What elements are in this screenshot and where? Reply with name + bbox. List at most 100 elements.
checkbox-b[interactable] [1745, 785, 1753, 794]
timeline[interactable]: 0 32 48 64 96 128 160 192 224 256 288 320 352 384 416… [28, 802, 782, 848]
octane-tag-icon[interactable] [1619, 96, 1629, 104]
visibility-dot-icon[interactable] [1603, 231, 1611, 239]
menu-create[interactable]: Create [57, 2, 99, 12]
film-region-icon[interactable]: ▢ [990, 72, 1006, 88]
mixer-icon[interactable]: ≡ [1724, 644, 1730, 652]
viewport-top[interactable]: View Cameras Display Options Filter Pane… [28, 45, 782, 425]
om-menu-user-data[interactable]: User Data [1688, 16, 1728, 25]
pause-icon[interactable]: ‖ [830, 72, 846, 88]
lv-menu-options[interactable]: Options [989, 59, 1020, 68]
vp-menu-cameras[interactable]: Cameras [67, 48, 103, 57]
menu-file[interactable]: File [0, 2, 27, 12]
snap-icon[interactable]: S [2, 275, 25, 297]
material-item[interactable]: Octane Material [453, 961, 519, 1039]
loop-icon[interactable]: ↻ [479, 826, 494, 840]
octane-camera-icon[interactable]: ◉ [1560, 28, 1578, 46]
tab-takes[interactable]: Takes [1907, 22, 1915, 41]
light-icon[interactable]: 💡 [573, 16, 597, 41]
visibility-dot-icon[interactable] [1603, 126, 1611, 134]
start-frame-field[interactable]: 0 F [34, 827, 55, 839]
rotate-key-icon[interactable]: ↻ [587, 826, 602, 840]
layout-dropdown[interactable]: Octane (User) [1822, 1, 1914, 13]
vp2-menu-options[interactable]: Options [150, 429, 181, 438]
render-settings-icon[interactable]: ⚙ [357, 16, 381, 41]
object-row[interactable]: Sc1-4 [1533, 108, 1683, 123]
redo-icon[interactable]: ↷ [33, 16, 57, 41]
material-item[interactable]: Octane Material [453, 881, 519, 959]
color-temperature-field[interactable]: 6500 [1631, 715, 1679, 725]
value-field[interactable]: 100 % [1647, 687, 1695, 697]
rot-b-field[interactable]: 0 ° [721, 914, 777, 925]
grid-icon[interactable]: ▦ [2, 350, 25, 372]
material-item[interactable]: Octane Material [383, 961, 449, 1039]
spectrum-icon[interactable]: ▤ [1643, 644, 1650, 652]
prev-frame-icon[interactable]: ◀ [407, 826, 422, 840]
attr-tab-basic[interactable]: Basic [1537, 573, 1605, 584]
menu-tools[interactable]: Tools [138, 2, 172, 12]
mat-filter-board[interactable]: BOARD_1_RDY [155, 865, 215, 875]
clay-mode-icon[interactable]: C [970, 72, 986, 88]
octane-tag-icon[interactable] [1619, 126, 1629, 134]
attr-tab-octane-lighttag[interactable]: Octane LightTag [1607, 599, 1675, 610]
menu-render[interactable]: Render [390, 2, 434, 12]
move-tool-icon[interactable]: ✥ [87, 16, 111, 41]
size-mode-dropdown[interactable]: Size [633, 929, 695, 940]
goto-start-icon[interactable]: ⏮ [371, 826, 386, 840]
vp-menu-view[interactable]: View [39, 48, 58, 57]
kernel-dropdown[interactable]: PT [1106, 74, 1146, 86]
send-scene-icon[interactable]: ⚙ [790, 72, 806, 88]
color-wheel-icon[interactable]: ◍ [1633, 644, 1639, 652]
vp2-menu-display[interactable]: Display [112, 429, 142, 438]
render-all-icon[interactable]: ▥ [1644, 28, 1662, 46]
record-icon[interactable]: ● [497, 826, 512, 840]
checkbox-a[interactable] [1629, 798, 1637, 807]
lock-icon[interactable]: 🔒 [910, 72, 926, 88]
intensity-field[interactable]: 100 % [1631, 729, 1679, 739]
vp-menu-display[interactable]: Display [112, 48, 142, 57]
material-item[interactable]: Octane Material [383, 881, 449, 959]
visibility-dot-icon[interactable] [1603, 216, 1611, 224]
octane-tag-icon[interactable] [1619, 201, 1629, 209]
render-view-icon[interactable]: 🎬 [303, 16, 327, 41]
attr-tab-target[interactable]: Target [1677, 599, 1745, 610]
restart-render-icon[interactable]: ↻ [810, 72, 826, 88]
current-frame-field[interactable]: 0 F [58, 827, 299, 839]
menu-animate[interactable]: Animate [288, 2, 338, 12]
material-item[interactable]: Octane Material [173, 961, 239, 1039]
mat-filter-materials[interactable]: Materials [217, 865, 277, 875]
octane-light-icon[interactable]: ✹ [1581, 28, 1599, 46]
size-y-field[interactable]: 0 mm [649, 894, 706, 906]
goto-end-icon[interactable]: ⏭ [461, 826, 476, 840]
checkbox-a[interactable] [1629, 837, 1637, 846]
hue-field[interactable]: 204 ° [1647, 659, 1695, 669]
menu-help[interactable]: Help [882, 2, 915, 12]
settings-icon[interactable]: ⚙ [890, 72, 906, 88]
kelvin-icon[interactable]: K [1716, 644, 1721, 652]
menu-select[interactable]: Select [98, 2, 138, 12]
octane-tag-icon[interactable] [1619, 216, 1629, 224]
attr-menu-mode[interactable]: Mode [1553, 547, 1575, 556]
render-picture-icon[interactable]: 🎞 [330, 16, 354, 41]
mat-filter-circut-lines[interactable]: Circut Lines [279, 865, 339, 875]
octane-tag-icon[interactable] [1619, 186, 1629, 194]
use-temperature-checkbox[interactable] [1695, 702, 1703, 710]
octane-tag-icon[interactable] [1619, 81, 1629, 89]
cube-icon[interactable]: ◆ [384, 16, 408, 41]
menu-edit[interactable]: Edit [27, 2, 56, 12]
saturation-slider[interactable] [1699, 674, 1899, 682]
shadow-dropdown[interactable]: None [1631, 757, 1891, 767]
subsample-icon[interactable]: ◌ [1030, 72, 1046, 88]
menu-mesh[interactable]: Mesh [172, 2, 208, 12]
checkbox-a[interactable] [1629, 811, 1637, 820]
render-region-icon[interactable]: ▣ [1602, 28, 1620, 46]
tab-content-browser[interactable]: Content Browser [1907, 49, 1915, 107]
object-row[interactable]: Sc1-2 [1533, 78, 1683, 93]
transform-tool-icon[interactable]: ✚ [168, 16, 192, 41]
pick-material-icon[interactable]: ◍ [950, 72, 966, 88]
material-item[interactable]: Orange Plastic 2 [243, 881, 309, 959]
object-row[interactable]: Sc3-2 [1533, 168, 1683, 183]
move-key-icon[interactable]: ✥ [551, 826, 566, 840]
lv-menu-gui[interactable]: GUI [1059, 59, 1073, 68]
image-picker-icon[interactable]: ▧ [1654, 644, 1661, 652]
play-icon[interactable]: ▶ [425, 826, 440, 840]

할 일
위 자료의 첫 행에서 시작하여 "viewport-top[interactable]: View Cameras" 부분이 들어 있는 행에서 끝나는 행들을 양 끝 행까지 포함하여 한 글자도 바꾸지 말고 옮겨 쓰시오.

이 문제의 답
What elements are in this screenshot and where? Reply with name + bbox. List at most 100 elements.
checkbox-b[interactable] [1745, 785, 1753, 794]
timeline[interactable]: 0 32 48 64 96 128 160 192 224 256 288 320 352 384 416… [28, 802, 782, 848]
octane-tag-icon[interactable] [1619, 96, 1629, 104]
visibility-dot-icon[interactable] [1603, 231, 1611, 239]
menu-create[interactable]: Create [57, 2, 99, 12]
film-region-icon[interactable]: ▢ [990, 72, 1006, 88]
mixer-icon[interactable]: ≡ [1724, 644, 1730, 652]
viewport-top[interactable]: View Cameras Display Options Filter Pane… [28, 45, 782, 425]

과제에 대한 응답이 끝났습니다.